How many lines in this data contain the string "JSON"? Reply with the number only.

-- START OF RECORDS SUPPLIED --

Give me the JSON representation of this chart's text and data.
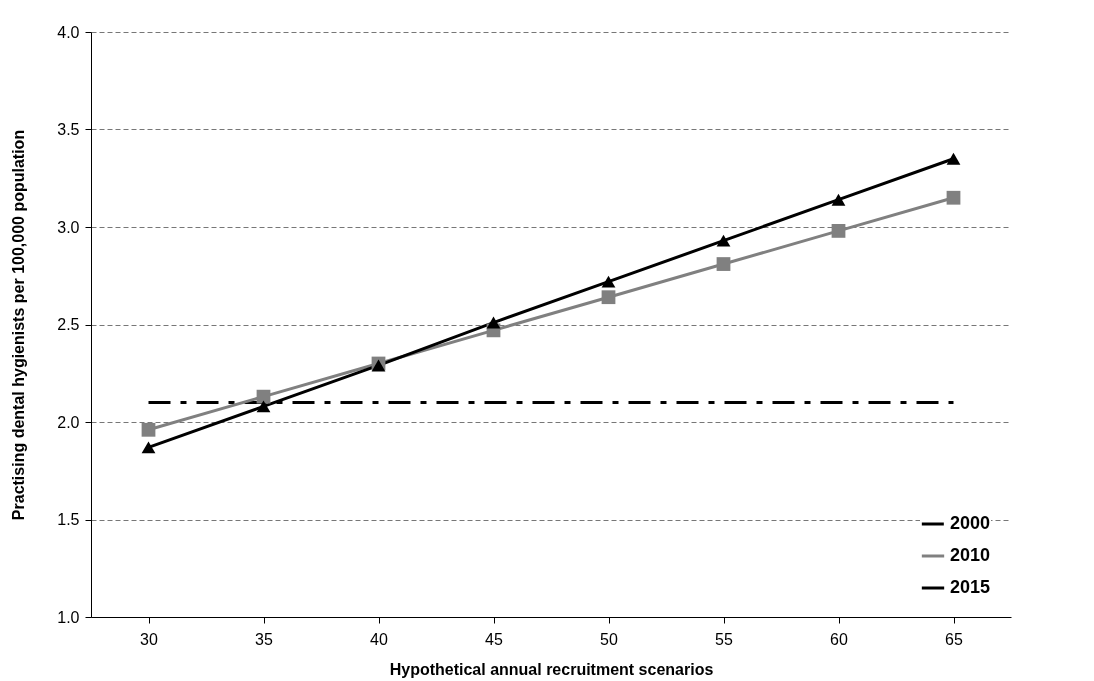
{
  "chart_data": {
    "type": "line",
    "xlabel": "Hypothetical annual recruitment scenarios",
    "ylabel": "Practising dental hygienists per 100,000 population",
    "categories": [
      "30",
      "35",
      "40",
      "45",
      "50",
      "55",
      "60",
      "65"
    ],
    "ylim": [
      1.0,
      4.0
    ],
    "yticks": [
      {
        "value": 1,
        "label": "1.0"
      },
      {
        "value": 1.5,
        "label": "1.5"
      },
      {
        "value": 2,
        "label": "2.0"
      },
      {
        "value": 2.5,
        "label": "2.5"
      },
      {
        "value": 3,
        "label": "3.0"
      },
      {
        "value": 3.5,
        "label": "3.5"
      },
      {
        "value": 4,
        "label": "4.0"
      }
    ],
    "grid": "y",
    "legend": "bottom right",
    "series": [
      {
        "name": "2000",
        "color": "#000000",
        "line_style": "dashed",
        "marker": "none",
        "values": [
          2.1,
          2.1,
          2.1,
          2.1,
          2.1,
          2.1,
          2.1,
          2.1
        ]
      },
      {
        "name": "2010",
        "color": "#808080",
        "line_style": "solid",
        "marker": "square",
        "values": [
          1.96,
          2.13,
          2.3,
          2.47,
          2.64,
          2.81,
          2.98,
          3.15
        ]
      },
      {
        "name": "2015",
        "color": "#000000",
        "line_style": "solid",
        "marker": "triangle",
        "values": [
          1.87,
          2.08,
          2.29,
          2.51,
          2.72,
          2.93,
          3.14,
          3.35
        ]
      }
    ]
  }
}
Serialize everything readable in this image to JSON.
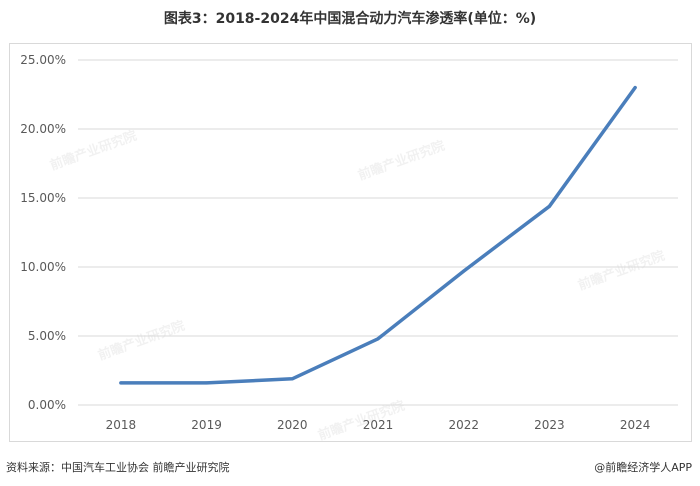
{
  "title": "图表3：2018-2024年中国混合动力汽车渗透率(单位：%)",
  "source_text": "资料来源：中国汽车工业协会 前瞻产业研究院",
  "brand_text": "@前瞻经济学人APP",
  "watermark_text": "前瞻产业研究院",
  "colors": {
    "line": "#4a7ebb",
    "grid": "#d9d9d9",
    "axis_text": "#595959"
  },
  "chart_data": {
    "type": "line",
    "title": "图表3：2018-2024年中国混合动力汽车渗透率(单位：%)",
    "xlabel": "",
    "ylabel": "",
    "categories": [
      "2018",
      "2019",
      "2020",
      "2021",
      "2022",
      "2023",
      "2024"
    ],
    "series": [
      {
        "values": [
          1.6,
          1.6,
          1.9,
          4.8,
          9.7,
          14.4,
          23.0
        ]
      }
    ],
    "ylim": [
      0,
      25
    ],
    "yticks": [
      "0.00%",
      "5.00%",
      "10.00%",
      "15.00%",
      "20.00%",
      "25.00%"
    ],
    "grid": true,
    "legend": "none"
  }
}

-- END OF RECORDS SUPPLIED --

_TASK OUTPUT:_ 2